Data rows:
****

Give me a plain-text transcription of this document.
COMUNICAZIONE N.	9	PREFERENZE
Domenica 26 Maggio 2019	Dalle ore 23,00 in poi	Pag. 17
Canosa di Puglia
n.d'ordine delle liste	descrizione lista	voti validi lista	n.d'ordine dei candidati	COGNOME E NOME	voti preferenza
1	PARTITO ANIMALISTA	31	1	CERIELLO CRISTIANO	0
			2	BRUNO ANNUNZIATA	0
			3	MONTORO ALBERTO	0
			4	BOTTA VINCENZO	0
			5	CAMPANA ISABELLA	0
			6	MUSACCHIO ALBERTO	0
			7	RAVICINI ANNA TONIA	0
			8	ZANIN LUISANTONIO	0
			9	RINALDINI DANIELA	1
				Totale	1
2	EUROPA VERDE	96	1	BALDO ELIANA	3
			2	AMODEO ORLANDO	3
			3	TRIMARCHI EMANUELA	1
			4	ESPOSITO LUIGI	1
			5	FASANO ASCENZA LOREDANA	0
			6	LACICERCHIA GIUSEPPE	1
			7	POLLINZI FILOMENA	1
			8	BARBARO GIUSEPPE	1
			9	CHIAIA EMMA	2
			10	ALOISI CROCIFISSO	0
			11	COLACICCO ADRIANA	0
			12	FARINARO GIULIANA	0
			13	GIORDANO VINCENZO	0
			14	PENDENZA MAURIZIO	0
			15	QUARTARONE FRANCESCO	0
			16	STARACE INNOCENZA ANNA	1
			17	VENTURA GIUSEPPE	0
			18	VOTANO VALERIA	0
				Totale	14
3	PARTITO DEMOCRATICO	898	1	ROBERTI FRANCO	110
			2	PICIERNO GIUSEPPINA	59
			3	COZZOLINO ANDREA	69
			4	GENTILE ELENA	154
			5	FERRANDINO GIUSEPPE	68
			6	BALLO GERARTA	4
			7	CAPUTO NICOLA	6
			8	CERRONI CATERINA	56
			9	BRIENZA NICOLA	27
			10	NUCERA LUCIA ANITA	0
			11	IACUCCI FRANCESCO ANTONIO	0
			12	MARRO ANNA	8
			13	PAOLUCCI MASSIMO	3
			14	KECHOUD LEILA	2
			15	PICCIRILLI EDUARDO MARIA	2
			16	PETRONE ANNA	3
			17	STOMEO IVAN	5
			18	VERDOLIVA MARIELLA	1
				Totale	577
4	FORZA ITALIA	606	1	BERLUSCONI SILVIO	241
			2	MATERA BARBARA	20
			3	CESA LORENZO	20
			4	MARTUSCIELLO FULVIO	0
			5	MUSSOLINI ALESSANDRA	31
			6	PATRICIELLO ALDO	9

****

What to do:
Go through the listing above and work out how many lines contain the string "VINCENZO". Reply with the number alone.

Result:
2